**PROVIDED RECORDS**
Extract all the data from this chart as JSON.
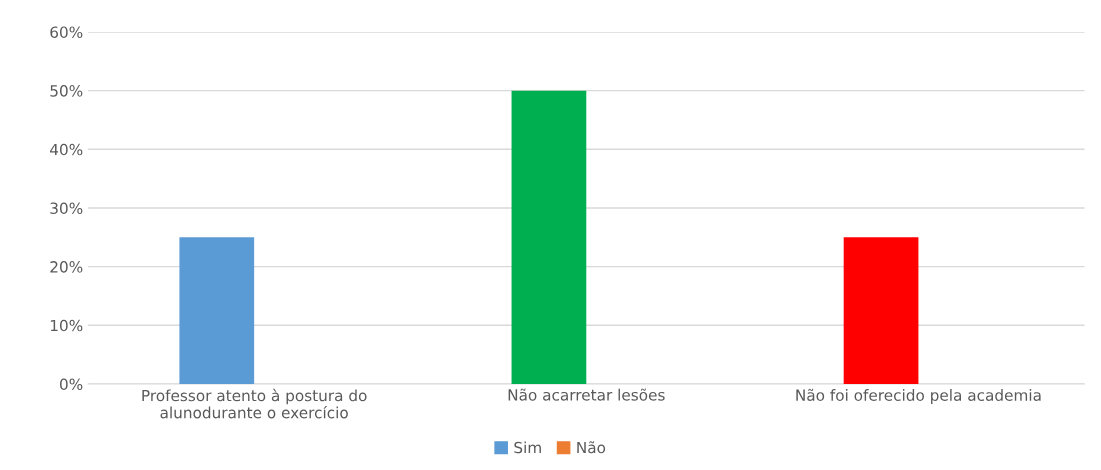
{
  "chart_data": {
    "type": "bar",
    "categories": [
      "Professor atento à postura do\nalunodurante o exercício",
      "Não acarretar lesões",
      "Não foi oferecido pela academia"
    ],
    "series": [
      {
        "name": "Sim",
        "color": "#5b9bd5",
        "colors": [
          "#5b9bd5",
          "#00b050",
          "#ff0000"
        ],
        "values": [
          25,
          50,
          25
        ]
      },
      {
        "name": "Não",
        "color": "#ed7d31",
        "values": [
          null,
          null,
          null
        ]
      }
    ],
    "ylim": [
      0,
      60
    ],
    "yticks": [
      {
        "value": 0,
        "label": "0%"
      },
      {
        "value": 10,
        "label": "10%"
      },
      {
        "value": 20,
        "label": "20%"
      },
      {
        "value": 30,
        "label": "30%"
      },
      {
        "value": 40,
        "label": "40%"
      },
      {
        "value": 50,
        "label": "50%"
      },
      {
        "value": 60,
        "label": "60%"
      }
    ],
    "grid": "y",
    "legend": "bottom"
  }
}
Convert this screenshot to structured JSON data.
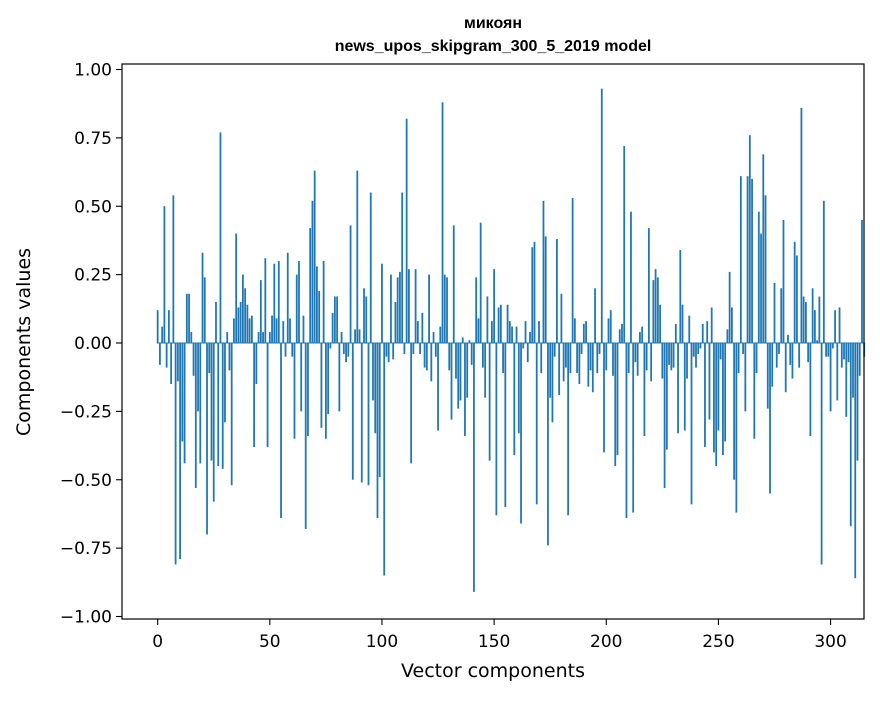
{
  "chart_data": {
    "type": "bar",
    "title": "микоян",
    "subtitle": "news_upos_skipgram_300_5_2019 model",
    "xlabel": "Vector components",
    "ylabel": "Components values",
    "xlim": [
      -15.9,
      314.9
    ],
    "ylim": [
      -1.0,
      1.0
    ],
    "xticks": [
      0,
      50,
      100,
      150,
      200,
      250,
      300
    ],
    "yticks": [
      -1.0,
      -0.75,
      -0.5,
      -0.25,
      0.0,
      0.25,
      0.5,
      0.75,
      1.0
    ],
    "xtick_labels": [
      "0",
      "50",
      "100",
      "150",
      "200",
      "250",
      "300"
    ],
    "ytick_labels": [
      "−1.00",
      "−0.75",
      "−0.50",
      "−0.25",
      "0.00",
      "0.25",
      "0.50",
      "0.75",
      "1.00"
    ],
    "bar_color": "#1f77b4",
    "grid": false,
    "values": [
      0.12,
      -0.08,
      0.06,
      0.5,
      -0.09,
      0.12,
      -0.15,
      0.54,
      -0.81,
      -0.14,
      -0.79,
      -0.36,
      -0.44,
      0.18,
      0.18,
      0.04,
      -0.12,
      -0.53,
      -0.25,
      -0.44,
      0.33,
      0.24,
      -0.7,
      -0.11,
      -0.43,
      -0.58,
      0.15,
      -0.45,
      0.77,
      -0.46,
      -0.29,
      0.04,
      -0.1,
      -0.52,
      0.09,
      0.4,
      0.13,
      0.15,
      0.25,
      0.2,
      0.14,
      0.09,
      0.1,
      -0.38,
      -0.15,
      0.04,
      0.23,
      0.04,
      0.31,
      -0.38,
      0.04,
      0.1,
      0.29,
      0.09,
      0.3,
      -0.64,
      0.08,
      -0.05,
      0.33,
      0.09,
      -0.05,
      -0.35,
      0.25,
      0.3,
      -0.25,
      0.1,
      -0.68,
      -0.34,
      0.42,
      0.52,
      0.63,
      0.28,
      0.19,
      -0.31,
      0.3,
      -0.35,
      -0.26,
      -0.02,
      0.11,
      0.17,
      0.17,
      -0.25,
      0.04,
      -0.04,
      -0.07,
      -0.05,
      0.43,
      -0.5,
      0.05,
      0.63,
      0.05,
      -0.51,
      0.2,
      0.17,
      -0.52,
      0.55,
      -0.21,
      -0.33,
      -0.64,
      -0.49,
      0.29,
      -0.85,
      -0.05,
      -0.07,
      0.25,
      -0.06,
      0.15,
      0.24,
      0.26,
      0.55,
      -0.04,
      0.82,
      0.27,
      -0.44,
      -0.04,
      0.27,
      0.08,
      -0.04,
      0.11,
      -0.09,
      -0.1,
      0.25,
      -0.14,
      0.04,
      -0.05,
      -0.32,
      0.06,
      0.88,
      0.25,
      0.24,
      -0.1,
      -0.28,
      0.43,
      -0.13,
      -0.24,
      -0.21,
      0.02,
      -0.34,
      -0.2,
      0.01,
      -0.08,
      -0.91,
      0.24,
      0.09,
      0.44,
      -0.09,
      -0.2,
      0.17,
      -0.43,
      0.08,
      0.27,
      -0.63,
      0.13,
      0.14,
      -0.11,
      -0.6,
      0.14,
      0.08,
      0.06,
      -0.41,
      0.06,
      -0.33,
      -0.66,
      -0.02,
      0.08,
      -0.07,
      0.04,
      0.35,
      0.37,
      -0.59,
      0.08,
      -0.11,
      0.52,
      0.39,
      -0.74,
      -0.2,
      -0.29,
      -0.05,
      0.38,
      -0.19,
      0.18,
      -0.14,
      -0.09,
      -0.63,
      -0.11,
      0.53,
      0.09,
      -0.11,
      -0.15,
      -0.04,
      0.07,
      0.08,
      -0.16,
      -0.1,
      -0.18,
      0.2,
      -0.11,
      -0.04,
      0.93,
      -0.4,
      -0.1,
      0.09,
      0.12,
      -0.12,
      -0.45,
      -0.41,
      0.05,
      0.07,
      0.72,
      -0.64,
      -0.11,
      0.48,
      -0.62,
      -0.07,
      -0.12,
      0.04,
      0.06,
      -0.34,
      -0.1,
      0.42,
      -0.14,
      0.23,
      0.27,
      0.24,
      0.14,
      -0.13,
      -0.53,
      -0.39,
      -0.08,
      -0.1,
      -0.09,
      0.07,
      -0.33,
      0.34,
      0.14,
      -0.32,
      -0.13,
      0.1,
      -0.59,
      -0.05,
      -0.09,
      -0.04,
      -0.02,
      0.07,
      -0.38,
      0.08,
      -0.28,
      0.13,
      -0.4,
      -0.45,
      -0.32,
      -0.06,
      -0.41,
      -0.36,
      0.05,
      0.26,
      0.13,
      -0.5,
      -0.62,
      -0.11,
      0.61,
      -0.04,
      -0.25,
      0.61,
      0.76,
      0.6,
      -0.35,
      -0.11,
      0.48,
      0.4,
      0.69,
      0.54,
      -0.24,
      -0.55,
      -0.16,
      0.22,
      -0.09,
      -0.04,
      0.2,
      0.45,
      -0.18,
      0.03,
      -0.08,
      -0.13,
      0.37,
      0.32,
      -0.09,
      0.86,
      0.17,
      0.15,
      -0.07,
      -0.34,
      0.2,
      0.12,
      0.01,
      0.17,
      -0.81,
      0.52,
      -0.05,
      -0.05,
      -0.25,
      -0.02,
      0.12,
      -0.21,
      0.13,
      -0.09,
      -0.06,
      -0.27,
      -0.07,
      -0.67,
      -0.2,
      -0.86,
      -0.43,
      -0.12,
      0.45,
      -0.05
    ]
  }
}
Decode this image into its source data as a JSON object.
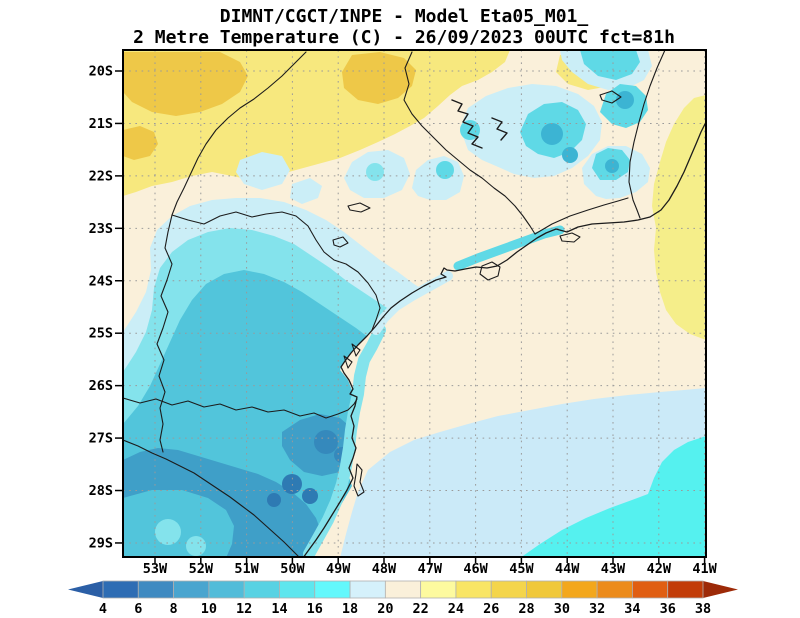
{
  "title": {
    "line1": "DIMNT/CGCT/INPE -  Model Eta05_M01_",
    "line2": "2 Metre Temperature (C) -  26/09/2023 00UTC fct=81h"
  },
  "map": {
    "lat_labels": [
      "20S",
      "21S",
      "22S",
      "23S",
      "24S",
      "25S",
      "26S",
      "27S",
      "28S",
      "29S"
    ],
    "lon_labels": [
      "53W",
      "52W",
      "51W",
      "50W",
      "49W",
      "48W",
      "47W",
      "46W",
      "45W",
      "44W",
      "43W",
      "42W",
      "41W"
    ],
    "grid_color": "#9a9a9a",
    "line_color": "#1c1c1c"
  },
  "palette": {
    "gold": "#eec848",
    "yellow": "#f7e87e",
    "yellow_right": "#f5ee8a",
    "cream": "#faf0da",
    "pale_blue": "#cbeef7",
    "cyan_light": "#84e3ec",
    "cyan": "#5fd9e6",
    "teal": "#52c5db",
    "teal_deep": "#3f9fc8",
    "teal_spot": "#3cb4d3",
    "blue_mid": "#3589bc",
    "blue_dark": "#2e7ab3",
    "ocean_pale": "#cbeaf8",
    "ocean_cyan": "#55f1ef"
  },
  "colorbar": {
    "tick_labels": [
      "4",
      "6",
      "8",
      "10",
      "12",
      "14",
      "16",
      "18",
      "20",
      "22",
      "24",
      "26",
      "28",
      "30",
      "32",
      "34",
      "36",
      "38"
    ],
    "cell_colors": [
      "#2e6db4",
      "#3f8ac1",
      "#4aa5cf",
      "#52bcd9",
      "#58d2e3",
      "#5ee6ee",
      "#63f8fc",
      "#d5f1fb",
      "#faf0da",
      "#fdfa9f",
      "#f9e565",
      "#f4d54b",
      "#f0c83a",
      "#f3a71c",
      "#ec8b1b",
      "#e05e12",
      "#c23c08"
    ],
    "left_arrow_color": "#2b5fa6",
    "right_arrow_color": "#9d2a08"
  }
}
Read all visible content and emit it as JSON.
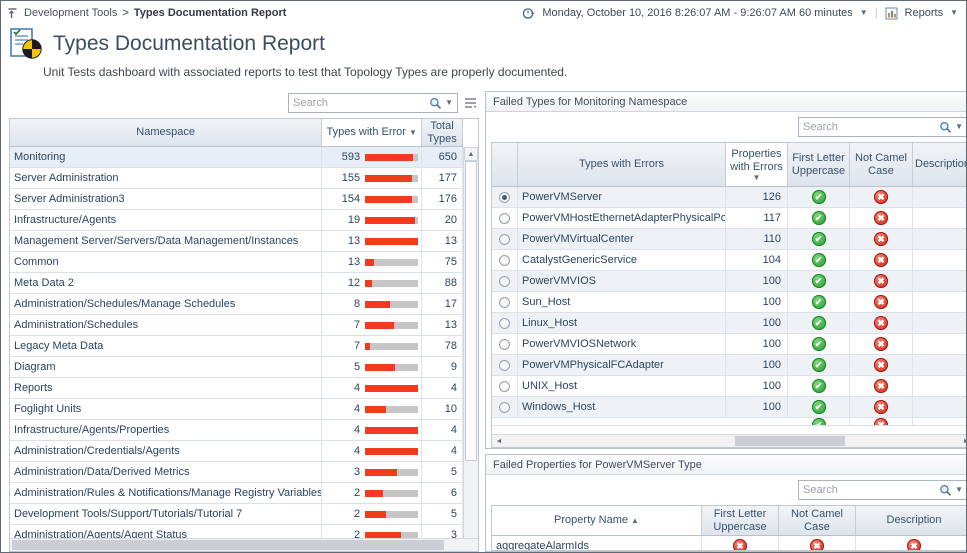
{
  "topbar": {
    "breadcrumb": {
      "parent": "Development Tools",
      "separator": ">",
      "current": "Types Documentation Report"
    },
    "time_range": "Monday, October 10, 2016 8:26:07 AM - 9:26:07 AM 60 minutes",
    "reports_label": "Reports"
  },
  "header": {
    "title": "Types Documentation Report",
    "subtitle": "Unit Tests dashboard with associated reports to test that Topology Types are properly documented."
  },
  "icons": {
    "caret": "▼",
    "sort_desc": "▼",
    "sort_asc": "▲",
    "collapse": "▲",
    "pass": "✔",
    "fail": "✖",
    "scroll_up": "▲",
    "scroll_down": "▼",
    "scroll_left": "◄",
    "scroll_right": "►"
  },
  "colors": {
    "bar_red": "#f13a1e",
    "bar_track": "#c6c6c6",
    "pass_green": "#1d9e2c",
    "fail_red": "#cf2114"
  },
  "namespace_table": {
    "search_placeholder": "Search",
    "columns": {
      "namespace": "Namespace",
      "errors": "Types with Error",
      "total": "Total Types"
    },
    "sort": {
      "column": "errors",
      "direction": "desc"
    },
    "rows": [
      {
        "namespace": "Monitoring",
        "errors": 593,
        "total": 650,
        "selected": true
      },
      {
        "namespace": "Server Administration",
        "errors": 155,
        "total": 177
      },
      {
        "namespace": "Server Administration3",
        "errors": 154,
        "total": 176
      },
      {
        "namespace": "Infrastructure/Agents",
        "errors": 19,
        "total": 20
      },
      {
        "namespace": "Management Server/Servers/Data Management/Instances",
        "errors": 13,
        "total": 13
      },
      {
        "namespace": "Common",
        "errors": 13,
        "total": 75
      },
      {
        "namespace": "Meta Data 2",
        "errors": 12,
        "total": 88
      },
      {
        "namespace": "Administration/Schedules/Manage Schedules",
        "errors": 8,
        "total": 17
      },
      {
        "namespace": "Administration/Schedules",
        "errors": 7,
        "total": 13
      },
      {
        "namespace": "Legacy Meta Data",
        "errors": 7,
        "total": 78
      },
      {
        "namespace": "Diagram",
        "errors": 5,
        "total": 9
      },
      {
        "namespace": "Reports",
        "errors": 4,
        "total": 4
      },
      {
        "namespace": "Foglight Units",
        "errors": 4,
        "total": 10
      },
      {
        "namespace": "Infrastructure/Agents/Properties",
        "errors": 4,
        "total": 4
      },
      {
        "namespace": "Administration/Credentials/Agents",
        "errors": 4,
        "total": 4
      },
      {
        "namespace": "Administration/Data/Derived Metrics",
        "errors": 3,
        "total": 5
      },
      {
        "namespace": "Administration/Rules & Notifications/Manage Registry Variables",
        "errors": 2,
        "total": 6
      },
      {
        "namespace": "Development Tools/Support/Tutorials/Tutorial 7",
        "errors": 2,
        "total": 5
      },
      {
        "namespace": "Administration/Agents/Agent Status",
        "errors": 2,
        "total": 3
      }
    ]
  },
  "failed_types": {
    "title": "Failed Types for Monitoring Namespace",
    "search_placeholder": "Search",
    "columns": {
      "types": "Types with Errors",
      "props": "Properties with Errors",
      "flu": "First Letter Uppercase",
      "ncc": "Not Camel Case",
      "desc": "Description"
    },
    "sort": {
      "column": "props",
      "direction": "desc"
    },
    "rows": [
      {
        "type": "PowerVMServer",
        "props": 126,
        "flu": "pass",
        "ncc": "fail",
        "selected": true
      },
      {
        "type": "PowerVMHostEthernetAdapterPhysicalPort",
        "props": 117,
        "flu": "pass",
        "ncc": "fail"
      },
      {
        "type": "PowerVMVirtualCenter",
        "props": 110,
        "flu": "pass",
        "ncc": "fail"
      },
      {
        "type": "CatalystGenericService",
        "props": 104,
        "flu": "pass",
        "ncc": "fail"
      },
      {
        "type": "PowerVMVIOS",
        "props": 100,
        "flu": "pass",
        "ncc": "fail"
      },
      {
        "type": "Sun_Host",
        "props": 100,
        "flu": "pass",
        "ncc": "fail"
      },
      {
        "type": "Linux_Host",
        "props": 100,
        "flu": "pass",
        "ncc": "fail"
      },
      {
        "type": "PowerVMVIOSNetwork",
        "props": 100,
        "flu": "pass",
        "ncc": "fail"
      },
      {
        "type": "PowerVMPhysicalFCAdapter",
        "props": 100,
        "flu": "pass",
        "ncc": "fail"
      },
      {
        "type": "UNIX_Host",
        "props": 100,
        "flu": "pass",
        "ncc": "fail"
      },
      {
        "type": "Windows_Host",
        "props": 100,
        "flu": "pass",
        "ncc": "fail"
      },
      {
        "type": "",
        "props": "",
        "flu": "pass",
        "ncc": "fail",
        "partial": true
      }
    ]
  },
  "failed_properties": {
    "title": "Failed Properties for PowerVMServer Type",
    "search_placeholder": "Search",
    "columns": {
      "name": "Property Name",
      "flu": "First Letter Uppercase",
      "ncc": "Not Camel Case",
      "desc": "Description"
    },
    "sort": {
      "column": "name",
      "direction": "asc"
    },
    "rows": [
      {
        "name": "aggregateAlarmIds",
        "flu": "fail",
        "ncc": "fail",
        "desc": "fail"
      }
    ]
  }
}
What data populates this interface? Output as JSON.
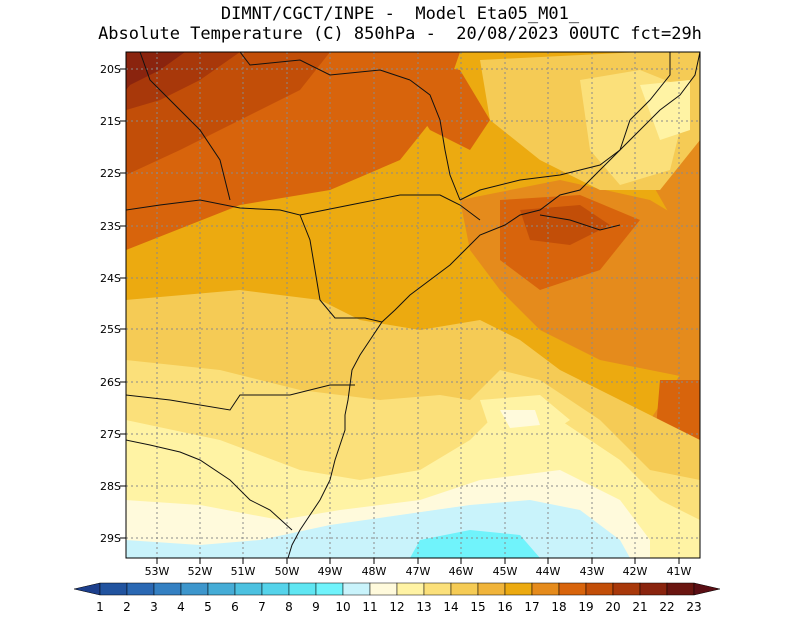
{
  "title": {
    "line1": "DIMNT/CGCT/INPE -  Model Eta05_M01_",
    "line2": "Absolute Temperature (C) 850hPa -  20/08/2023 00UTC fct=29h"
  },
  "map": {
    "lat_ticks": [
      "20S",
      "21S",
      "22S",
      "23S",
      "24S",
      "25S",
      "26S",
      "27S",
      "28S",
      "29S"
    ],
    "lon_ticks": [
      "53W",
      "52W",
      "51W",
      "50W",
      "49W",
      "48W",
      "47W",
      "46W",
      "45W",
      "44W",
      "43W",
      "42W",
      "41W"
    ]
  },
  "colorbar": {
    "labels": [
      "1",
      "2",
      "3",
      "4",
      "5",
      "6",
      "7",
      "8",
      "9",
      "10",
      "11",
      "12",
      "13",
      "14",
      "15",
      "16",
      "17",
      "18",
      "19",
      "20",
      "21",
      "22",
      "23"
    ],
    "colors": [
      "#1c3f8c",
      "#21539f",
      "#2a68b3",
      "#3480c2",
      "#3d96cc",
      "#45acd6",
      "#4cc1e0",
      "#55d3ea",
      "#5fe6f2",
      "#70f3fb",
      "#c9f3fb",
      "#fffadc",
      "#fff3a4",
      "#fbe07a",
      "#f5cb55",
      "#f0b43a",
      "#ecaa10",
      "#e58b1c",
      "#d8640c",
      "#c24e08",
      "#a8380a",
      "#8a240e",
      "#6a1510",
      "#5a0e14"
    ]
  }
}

**YOUR GOAL**
Beginning with the line that contains "What data populates" and ending with the last line of the data above, output those lines exactly and nothing more, without any pictures.

**TASK RESULT**
What data populates this interface? Output as JSON.
{
  "title": {
    "line1": "DIMNT/CGCT/INPE -  Model Eta05_M01_",
    "line2": "Absolute Temperature (C) 850hPa -  20/08/2023 00UTC fct=29h"
  },
  "map": {
    "lat_ticks": [
      "20S",
      "21S",
      "22S",
      "23S",
      "24S",
      "25S",
      "26S",
      "27S",
      "28S",
      "29S"
    ],
    "lon_ticks": [
      "53W",
      "52W",
      "51W",
      "50W",
      "49W",
      "48W",
      "47W",
      "46W",
      "45W",
      "44W",
      "43W",
      "42W",
      "41W"
    ]
  },
  "colorbar": {
    "labels": [
      "1",
      "2",
      "3",
      "4",
      "5",
      "6",
      "7",
      "8",
      "9",
      "10",
      "11",
      "12",
      "13",
      "14",
      "15",
      "16",
      "17",
      "18",
      "19",
      "20",
      "21",
      "22",
      "23"
    ],
    "colors": [
      "#1c3f8c",
      "#21539f",
      "#2a68b3",
      "#3480c2",
      "#3d96cc",
      "#45acd6",
      "#4cc1e0",
      "#55d3ea",
      "#5fe6f2",
      "#70f3fb",
      "#c9f3fb",
      "#fffadc",
      "#fff3a4",
      "#fbe07a",
      "#f5cb55",
      "#f0b43a",
      "#ecaa10",
      "#e58b1c",
      "#d8640c",
      "#c24e08",
      "#a8380a",
      "#8a240e",
      "#6a1510",
      "#5a0e14"
    ]
  }
}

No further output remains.